-- DO THIS --
Search the records for the word "JSON" and pick out every line that has it.
[Start EXERCISE INPUTS]
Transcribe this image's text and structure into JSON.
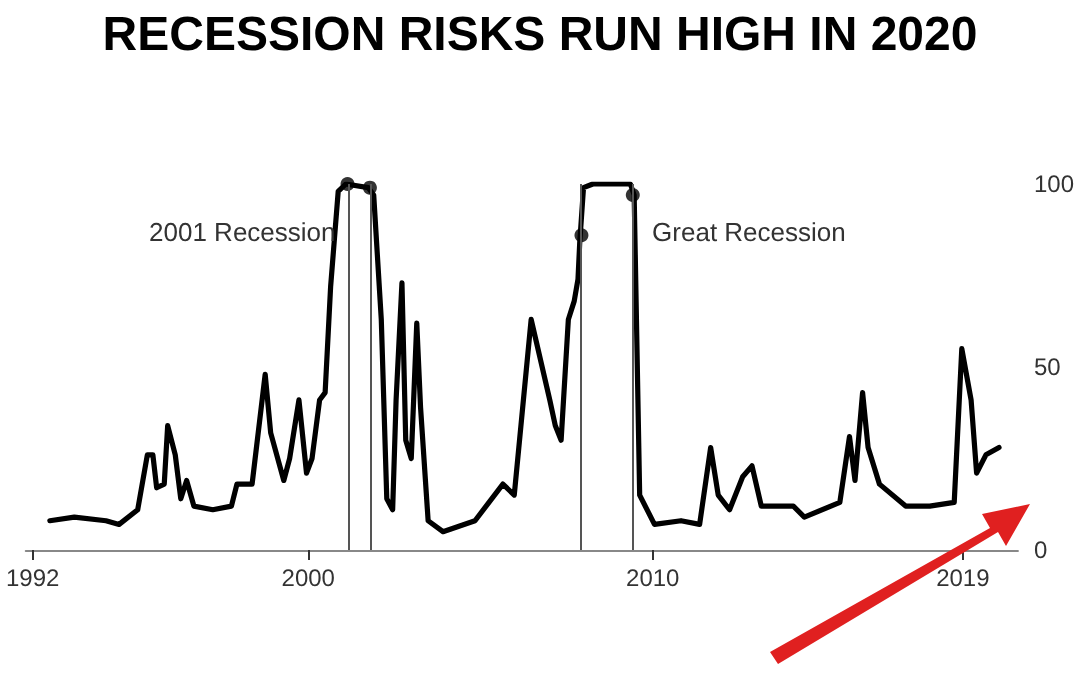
{
  "chart_data": {
    "type": "line",
    "title": "RECESSION RISKS RUN HIGH IN 2020",
    "xlim": [
      1991.8,
      2020.6
    ],
    "xticks": [
      1992,
      2000,
      2010,
      2019
    ],
    "ylim": [
      0,
      100
    ],
    "yticks": [
      0,
      50,
      100
    ],
    "grid": false,
    "marker": "none",
    "line_style": "solid",
    "series": [
      {
        "color": "#000000",
        "x": [
          1992.5,
          1993.21,
          1994.13,
          1994.51,
          1995.05,
          1995.33,
          1995.49,
          1995.6,
          1995.82,
          1995.92,
          1996.14,
          1996.3,
          1996.47,
          1996.68,
          1997.23,
          1997.77,
          1997.93,
          1998.37,
          1998.75,
          1998.91,
          1999.29,
          1999.46,
          1999.73,
          1999.95,
          2000.11,
          2000.33,
          2000.49,
          2000.65,
          2000.87,
          2001.09,
          2001.74,
          2001.9,
          2002.12,
          2002.28,
          2002.45,
          2002.55,
          2002.72,
          2002.83,
          2002.99,
          2003.15,
          2003.26,
          2003.48,
          2003.91,
          2004.84,
          2005.65,
          2005.98,
          2006.47,
          2007.01,
          2007.17,
          2007.34,
          2007.55,
          2007.72,
          2007.83,
          2007.88,
          2007.99,
          2008.26,
          2009.35,
          2009.46,
          2009.62,
          2010.05,
          2010.82,
          2011.36,
          2011.68,
          2011.9,
          2012.23,
          2012.61,
          2012.88,
          2013.15,
          2014.08,
          2014.4,
          2015.43,
          2015.71,
          2015.87,
          2016.09,
          2016.25,
          2016.58,
          2017.34,
          2018.04,
          2018.75,
          2018.97,
          2019.24,
          2019.4,
          2019.67,
          2020.05
        ],
        "values": [
          8,
          9,
          8,
          7,
          11,
          26,
          26,
          17,
          18,
          34,
          26,
          14,
          19,
          12,
          11,
          12,
          18,
          18,
          48,
          32,
          19,
          25,
          41,
          21,
          25,
          41,
          43,
          72,
          98,
          100,
          99,
          97,
          63,
          14,
          11,
          41,
          73,
          30,
          25,
          62,
          39,
          8,
          5,
          8,
          18,
          15,
          63,
          41,
          34,
          30,
          63,
          68,
          74,
          84,
          99,
          100,
          100,
          97,
          15,
          7,
          8,
          7,
          28,
          15,
          11,
          20,
          23,
          12,
          12,
          9,
          13,
          31,
          19,
          43,
          28,
          18,
          12,
          12,
          13,
          55,
          41,
          21,
          26,
          28
        ]
      },
      {
        "type": "scatter",
        "marker": "circle",
        "color": "#000000",
        "x": [
          2001.14,
          2001.79,
          2007.93,
          2009.42
        ],
        "values": [
          100,
          99,
          86,
          97
        ]
      }
    ],
    "ref_lines": [
      {
        "axis": "x",
        "value": 2001.14,
        "color": "#555555",
        "label": "2001 Recession"
      },
      {
        "axis": "x",
        "value": 2001.79,
        "color": "#555555"
      },
      {
        "axis": "x",
        "value": 2007.93,
        "color": "#555555"
      },
      {
        "axis": "x",
        "value": 2009.4,
        "color": "#555555",
        "label": "Great Recession"
      }
    ]
  }
}
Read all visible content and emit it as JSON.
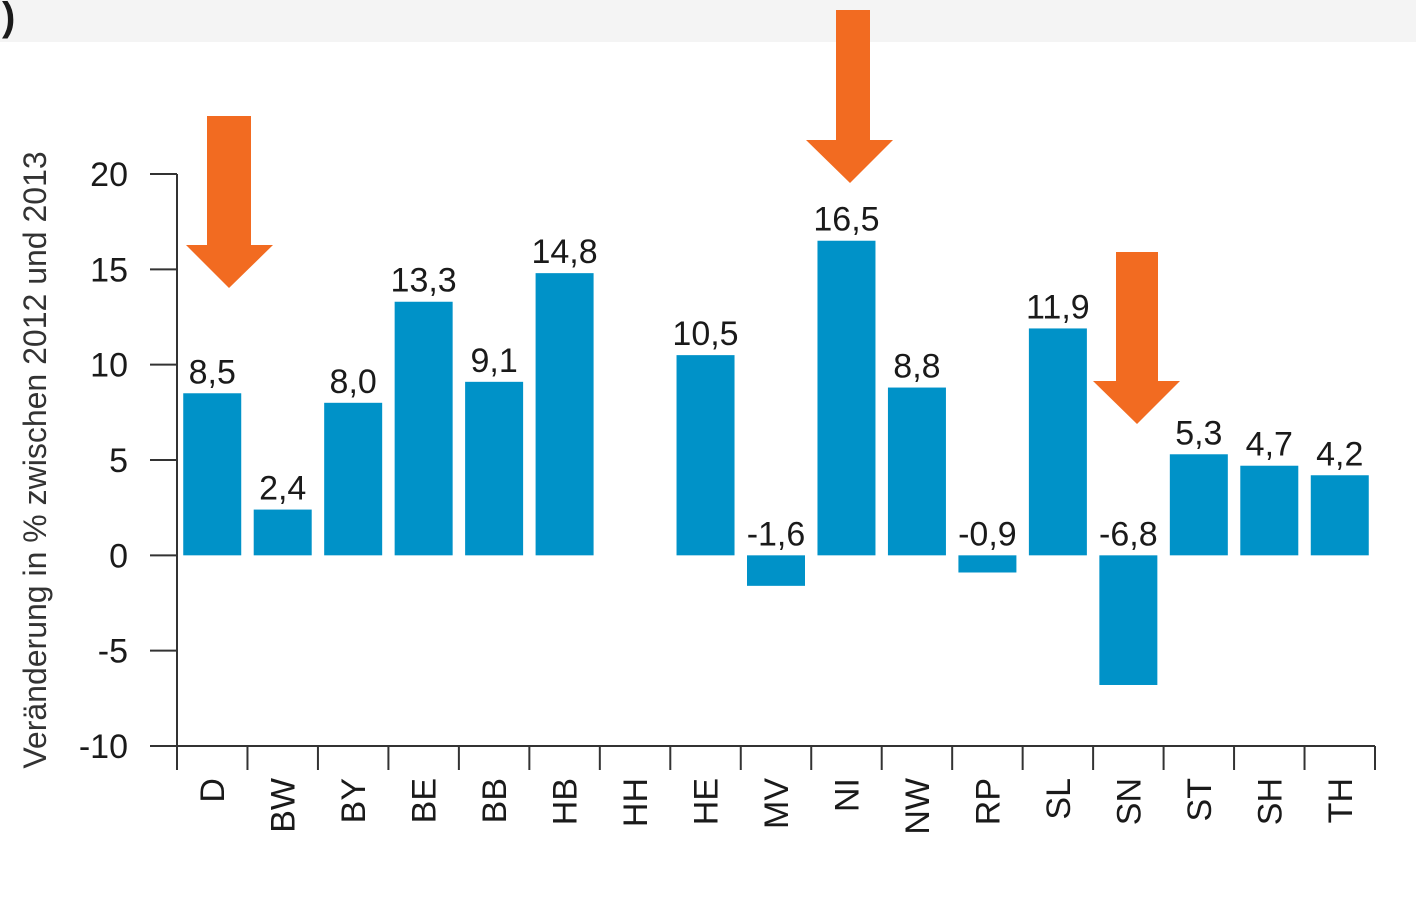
{
  "header_fragment": ")",
  "chart_data": {
    "type": "bar",
    "y_label": "Veränderung in % zwischen 2012 und 2013",
    "categories": [
      "D",
      "BW",
      "BY",
      "BE",
      "BB",
      "HB",
      "HH",
      "HE",
      "MV",
      "NI",
      "NW",
      "RP",
      "SL",
      "SN",
      "ST",
      "SH",
      "TH"
    ],
    "values": [
      8.5,
      2.4,
      8.0,
      13.3,
      9.1,
      14.8,
      null,
      10.5,
      -1.6,
      16.5,
      8.8,
      -0.9,
      11.9,
      -6.8,
      5.3,
      4.7,
      4.2
    ],
    "value_labels": [
      "8,5",
      "2,4",
      "8,0",
      "13,3",
      "9,1",
      "14,8",
      null,
      "10,5",
      "-1,6",
      "16,5",
      "8,8",
      "-0,9",
      "11,9",
      "-6,8",
      "5,3",
      "4,7",
      "4,2"
    ],
    "color": "#0092c8",
    "ylim": [
      -10,
      20
    ],
    "yticks": [
      -10,
      -5,
      0,
      5,
      10,
      15,
      20
    ],
    "grid": false
  }
}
[End EXERCISE INPUTS]
-- TASK ANSWER --
Transcribe this image's text and structure into JSON.
Read all visible content and emit it as JSON.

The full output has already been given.